Written task - Scan the records below. List lines holding "this".

Structured figure records:
▽
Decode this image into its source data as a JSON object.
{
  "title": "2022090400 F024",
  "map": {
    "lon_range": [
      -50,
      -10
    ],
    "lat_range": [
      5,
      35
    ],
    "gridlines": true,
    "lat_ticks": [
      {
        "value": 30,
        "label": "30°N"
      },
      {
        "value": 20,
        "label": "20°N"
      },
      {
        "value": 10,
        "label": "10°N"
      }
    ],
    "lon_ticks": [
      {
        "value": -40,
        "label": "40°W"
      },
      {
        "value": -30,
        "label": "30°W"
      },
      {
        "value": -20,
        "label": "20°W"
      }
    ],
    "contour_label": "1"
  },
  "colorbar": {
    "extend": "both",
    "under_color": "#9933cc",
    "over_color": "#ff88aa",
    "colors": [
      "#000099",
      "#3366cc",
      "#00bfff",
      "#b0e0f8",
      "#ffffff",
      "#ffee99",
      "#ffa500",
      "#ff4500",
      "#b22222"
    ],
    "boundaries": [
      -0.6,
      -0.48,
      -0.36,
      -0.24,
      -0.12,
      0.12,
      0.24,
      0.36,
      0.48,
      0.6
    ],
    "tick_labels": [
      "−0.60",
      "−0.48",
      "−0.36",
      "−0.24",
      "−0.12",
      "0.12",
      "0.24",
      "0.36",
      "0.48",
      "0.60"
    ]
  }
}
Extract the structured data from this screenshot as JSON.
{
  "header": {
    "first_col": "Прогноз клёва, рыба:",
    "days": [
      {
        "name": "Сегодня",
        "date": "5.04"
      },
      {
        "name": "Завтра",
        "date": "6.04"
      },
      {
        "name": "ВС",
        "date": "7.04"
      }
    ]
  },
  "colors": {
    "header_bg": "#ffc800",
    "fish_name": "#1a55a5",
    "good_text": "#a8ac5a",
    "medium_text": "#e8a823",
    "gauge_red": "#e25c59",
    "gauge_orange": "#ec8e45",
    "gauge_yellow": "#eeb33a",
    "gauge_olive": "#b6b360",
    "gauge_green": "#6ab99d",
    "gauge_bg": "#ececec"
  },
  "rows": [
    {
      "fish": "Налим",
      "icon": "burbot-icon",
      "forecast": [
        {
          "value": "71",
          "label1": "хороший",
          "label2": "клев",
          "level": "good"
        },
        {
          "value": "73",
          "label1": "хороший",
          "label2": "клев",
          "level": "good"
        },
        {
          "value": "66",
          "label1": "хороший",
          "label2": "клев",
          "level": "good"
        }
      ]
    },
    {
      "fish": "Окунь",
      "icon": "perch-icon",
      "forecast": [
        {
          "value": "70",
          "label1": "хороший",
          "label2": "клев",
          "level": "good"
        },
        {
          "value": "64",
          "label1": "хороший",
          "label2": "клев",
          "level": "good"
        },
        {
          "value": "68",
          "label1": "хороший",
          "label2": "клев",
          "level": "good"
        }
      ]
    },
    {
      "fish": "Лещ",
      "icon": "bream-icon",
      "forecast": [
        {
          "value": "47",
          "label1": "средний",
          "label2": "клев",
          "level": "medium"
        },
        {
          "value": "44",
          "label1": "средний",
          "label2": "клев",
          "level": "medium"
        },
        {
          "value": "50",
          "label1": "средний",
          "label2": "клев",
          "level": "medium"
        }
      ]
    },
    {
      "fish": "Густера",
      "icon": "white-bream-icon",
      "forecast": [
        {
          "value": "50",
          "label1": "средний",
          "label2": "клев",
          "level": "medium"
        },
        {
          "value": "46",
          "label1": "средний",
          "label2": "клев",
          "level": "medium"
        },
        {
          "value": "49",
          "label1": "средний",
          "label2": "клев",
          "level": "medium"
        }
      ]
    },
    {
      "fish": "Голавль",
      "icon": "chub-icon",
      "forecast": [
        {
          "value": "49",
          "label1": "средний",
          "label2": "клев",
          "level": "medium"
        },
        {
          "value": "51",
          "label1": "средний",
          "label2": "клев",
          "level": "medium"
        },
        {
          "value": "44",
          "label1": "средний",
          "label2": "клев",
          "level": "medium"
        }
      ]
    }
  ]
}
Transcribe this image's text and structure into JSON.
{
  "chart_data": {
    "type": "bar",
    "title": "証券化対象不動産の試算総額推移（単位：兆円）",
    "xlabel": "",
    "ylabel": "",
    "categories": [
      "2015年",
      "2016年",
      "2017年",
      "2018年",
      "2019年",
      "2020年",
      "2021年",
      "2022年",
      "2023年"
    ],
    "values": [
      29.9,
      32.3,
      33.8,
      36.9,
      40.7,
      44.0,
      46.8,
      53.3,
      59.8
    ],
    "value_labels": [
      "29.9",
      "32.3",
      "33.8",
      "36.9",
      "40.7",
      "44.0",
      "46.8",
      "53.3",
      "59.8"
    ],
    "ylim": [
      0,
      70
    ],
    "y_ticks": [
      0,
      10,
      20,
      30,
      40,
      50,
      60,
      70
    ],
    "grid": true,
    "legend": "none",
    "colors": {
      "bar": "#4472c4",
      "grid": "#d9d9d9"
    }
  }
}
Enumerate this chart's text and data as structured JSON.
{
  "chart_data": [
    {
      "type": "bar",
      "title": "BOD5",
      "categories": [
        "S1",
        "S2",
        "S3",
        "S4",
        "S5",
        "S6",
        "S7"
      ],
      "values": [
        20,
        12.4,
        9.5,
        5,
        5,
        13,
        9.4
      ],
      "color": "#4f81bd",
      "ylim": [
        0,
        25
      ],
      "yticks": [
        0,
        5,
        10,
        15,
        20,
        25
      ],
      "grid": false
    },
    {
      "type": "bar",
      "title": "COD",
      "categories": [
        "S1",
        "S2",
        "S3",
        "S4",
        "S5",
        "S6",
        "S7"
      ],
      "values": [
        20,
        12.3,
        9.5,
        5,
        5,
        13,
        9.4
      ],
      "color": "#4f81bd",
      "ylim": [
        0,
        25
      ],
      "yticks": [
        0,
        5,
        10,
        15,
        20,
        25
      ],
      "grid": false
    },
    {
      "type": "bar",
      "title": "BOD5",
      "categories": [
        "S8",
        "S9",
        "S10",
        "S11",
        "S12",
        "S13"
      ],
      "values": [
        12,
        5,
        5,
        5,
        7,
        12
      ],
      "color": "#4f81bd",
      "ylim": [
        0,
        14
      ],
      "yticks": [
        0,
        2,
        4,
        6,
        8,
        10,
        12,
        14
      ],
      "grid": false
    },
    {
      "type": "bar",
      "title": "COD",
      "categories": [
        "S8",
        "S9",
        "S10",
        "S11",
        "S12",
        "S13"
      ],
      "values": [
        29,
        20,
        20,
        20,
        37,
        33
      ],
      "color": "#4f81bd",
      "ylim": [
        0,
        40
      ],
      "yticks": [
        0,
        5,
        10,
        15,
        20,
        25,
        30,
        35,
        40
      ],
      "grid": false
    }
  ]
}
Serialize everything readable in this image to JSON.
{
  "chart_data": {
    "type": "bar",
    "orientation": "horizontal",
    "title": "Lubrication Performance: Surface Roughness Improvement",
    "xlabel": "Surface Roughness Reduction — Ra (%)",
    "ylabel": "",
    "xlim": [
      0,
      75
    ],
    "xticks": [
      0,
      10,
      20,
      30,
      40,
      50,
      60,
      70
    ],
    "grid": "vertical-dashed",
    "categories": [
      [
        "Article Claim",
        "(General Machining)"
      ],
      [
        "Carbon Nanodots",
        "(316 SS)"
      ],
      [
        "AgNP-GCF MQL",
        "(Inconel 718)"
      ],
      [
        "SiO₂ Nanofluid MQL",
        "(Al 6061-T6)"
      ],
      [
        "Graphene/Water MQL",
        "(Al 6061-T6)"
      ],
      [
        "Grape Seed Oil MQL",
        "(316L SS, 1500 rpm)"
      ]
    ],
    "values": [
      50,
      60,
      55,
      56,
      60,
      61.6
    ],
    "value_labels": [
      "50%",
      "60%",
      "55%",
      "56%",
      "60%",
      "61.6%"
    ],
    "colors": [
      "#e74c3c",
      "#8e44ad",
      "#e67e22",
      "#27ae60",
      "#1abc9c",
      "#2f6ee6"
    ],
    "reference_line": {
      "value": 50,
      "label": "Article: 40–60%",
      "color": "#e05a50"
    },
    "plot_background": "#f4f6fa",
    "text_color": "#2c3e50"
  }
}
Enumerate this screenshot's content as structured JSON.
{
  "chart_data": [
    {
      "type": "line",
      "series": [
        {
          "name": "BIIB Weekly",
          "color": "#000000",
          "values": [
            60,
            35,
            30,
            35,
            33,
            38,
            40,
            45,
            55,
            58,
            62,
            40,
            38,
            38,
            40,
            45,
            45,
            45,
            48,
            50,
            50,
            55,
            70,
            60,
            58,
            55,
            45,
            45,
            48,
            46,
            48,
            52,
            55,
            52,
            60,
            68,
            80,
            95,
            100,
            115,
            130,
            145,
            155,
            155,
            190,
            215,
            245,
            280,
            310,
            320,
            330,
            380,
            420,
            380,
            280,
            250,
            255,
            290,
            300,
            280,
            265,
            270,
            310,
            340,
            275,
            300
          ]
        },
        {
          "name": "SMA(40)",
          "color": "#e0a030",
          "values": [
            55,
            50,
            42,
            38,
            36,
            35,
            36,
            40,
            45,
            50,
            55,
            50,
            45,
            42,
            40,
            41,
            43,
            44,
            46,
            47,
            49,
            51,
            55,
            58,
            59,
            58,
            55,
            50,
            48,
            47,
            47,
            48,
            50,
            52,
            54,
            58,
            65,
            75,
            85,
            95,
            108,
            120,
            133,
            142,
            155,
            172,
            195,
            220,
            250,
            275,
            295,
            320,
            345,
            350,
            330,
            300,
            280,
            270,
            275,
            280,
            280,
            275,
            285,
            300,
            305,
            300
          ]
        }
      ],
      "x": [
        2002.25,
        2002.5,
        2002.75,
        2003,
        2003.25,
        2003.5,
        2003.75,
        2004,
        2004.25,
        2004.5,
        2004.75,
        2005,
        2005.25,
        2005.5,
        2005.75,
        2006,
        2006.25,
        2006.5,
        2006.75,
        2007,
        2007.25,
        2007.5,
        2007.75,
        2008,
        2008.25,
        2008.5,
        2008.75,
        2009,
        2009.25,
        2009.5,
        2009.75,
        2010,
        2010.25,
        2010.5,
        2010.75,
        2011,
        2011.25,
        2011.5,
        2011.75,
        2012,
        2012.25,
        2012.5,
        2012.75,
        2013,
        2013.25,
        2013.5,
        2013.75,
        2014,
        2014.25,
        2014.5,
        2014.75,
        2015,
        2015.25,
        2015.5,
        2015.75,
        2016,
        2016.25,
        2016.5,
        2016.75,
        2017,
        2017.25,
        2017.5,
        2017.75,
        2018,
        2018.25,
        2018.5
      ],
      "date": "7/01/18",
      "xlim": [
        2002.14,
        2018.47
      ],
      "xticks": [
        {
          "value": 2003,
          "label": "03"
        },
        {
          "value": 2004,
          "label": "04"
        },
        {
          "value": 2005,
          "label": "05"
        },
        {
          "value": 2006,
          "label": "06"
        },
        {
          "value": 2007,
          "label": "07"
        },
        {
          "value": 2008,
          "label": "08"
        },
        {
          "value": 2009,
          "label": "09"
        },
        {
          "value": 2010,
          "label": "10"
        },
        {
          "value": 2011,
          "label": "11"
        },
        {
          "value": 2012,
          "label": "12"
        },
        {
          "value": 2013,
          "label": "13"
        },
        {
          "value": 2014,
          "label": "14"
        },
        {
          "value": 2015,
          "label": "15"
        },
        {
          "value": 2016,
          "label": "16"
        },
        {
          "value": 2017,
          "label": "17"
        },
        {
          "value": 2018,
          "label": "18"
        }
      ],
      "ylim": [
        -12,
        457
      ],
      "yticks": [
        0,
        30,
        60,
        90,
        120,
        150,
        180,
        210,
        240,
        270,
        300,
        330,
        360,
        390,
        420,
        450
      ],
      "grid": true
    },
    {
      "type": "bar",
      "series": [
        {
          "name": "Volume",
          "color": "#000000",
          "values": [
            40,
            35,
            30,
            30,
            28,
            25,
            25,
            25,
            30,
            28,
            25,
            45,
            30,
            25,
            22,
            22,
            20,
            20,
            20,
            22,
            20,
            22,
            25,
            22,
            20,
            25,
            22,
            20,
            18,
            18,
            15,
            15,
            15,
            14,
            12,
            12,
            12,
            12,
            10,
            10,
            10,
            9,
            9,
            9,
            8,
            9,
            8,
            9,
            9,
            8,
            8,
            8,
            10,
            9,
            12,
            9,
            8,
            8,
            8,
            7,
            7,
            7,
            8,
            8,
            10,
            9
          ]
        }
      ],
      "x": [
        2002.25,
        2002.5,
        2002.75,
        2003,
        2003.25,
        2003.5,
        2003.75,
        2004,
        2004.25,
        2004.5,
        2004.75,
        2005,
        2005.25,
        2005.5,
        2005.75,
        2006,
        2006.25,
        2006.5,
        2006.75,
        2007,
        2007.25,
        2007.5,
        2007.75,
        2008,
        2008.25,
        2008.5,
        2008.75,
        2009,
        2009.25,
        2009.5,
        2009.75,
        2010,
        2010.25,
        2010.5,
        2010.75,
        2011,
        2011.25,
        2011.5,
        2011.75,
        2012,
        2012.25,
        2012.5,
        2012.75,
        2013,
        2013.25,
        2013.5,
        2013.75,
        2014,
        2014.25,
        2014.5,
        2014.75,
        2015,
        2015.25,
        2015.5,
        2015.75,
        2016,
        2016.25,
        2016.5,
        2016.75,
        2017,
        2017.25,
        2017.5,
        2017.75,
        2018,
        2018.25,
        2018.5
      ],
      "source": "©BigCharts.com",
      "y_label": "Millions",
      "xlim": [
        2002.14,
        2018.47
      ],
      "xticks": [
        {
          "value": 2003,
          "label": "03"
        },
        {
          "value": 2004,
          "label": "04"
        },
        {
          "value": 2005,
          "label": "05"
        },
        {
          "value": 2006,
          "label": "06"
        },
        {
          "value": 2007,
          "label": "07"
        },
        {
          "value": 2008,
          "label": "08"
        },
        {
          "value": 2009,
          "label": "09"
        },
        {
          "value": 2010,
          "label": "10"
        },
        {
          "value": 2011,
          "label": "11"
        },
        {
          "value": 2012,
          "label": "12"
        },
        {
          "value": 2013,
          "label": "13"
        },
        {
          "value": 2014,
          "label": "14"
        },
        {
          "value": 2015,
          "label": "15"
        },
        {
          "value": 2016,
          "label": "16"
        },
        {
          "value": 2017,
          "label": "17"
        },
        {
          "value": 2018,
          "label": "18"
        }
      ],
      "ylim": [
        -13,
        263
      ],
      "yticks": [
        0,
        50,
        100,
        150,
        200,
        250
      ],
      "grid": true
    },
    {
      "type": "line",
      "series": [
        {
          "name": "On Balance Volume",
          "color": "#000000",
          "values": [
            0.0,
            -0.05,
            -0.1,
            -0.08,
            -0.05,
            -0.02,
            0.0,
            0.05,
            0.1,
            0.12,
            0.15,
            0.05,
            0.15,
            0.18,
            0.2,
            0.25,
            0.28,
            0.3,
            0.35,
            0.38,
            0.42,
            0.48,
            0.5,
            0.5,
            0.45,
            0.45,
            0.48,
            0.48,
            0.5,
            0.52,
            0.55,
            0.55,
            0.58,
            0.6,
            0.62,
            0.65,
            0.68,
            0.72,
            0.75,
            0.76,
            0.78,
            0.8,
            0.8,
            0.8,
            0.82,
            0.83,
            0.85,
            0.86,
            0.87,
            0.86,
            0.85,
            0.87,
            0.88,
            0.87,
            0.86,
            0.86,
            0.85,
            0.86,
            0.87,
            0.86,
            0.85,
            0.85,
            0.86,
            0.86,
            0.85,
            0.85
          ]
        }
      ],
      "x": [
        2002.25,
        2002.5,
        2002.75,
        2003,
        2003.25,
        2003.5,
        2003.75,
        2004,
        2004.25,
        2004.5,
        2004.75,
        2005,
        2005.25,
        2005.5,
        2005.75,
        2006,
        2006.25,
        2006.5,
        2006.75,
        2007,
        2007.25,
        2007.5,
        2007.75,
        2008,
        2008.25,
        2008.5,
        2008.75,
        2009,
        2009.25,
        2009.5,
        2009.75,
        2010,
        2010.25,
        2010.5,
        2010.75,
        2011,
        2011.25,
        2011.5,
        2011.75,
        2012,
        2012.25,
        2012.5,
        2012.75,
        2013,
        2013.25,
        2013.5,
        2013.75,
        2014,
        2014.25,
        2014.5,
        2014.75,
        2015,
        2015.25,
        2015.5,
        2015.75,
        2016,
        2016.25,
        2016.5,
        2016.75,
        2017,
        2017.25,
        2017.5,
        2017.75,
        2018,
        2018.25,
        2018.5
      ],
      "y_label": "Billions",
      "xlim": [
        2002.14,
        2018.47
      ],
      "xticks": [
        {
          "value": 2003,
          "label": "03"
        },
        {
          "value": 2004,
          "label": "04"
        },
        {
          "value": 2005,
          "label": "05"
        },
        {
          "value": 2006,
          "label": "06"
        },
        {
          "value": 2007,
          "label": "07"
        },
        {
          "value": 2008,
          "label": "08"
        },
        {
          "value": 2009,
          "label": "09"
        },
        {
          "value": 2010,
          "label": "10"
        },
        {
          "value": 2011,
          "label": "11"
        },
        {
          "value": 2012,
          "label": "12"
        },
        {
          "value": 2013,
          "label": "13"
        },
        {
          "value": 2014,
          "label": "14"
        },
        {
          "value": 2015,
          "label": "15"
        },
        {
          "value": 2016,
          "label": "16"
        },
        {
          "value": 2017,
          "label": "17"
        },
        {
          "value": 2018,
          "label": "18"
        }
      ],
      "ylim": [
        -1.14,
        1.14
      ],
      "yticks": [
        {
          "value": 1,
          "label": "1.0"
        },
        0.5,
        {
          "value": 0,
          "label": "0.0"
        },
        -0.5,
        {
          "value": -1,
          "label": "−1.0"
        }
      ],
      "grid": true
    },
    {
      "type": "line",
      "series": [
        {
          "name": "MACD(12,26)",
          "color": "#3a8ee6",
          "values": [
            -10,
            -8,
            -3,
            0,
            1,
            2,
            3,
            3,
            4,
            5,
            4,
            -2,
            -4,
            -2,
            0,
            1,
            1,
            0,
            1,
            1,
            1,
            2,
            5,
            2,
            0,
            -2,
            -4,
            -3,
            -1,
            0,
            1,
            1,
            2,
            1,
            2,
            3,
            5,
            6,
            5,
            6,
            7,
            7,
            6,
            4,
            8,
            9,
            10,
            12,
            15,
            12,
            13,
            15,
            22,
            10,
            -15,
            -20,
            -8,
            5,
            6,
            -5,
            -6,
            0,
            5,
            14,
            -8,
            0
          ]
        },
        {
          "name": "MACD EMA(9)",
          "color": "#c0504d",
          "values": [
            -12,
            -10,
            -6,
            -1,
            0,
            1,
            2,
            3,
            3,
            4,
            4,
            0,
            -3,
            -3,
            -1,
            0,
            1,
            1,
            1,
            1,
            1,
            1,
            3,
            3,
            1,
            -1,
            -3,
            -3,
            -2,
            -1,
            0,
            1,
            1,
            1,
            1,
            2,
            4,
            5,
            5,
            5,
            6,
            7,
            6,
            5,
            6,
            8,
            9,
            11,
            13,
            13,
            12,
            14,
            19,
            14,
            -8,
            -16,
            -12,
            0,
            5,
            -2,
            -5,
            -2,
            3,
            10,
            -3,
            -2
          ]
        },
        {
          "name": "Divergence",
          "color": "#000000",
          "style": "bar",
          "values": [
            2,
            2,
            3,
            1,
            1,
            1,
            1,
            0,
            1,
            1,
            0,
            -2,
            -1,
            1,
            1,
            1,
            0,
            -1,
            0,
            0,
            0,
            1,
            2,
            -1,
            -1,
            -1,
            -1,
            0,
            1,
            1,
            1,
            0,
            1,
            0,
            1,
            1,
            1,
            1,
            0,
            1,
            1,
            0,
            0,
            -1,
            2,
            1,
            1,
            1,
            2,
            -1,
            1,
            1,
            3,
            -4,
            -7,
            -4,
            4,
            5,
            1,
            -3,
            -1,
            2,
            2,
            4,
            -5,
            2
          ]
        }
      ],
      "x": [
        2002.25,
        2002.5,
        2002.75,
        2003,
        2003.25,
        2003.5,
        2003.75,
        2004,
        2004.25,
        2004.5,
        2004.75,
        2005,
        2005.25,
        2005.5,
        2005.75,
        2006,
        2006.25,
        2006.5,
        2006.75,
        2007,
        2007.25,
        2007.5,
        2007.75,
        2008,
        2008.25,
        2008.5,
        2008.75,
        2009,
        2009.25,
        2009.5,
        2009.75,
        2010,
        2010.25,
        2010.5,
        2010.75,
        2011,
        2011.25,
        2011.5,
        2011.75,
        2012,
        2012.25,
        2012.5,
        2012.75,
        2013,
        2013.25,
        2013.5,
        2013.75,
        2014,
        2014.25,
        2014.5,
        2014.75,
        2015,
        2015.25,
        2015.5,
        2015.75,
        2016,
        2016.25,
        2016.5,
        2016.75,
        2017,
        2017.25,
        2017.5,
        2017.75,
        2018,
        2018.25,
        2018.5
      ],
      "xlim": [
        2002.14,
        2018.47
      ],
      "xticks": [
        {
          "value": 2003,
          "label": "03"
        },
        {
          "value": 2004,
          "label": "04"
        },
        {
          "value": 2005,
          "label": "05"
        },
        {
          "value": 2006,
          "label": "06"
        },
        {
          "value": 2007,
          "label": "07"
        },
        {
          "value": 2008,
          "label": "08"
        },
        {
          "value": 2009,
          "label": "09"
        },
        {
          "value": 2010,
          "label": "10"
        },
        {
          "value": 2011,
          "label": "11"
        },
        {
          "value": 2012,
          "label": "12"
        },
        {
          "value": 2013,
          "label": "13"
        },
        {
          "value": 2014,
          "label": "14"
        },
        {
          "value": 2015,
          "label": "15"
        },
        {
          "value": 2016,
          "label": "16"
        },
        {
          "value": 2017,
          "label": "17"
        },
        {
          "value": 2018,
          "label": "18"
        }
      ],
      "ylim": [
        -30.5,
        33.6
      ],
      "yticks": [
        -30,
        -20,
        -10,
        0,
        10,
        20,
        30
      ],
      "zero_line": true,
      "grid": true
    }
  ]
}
△
Exercise solution -
Decode this image into its source data as a JSON object.
Extract the structured data from this screenshot as JSON.
Transcribe this image's text and structure into JSON.
Enumerate this chart's text and data as structured JSON.
Serialize everything readable in this image to JSON.
Enumerate this screenshot's content as structured JSON.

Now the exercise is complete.